**Exercise material:**
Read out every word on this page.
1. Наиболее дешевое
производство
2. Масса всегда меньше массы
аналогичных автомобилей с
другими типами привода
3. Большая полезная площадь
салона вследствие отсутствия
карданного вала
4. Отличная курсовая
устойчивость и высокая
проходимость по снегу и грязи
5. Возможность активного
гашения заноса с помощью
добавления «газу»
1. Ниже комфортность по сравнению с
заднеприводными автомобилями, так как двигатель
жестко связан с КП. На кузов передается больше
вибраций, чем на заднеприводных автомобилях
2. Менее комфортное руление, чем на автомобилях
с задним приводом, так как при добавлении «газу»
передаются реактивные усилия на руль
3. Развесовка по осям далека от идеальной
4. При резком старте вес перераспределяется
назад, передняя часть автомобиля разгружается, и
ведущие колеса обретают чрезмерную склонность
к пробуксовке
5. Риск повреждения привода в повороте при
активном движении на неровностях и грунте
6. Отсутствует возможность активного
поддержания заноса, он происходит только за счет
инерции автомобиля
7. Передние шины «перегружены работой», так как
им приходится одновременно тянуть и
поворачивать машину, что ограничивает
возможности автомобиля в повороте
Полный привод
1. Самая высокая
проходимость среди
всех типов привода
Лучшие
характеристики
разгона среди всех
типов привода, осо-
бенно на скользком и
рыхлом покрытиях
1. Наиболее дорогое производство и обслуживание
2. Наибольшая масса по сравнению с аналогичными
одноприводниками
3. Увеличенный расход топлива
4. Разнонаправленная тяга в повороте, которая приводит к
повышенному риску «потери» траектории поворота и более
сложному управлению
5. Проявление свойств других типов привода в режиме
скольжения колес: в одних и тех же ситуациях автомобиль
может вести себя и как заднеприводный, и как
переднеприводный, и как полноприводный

**Written request:** Give the complete listing a second time, exactly as it reads.

**Full output:**
Read out every word on this page.
1. Наиболее дешевое
производство
2. Масса всегда меньше массы
аналогичных автомобилей с
другими типами привода
3. Большая полезная площадь
салона вследствие отсутствия
карданного вала
4. Отличная курсовая
устойчивость и высокая
проходимость по снегу и грязи
5. Возможность активного
гашения заноса с помощью
добавления «газу»
1. Ниже комфортность по сравнению с
заднеприводными автомобилями, так как двигатель
жестко связан с КП. На кузов передается больше
вибраций, чем на заднеприводных автомобилях
2. Менее комфортное руление, чем на автомобилях
с задним приводом, так как при добавлении «газу»
передаются реактивные усилия на руль
3. Развесовка по осям далека от идеальной
4. При резком старте вес перераспределяется
назад, передняя часть автомобиля разгружается, и
ведущие колеса обретают чрезмерную склонность
к пробуксовке
5. Риск повреждения привода в повороте при
активном движении на неровностях и грунте
6. Отсутствует возможность активного
поддержания заноса, он происходит только за счет
инерции автомобиля
7. Передние шины «перегружены работой», так как
им приходится одновременно тянуть и
поворачивать машину, что ограничивает
возможности автомобиля в повороте
Полный привод
1. Самая высокая
проходимость среди
всех типов привода
Лучшие
характеристики
разгона среди всех
типов привода, осо-
бенно на скользком и
рыхлом покрытиях
1. Наиболее дорогое производство и обслуживание
2. Наибольшая масса по сравнению с аналогичными
одноприводниками
3. Увеличенный расход топлива
4. Разнонаправленная тяга в повороте, которая приводит к
повышенному риску «потери» траектории поворота и более
сложному управлению
5. Проявление свойств других типов привода в режиме
скольжения колес: в одних и тех же ситуациях автомобиль
может вести себя и как заднеприводный, и как
переднеприводный, и как полноприводный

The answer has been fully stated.